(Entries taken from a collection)
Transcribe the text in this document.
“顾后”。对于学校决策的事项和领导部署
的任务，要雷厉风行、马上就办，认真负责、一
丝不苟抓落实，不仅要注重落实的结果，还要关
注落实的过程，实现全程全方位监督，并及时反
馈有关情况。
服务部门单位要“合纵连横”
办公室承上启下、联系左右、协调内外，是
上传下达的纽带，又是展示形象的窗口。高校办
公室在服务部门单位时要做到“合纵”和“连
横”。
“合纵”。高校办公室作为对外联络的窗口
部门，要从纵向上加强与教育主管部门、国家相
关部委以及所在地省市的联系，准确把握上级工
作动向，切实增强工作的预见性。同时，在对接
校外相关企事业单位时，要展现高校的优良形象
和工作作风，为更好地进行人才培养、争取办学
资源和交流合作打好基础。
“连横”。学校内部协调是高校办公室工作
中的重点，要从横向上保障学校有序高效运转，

**What is needed**
Transcribe the data. Leave every line exactly as it is.

**Complete answer**
Transcribe the text in this document.
“顾后”。对于学校决策的事项和领导部署
的任务，要雷厉风行、马上就办，认真负责、一
丝不苟抓落实，不仅要注重落实的结果，还要关
注落实的过程，实现全程全方位监督，并及时反
馈有关情况。
服务部门单位要“合纵连横”
办公室承上启下、联系左右、协调内外，是
上传下达的纽带，又是展示形象的窗口。高校办
公室在服务部门单位时要做到“合纵”和“连
横”。
“合纵”。高校办公室作为对外联络的窗口
部门，要从纵向上加强与教育主管部门、国家相
关部委以及所在地省市的联系，准确把握上级工
作动向，切实增强工作的预见性。同时，在对接
校外相关企事业单位时，要展现高校的优良形象
和工作作风，为更好地进行人才培养、争取办学
资源和交流合作打好基础。
“连横”。学校内部协调是高校办公室工作
中的重点，要从横向上保障学校有序高效运转，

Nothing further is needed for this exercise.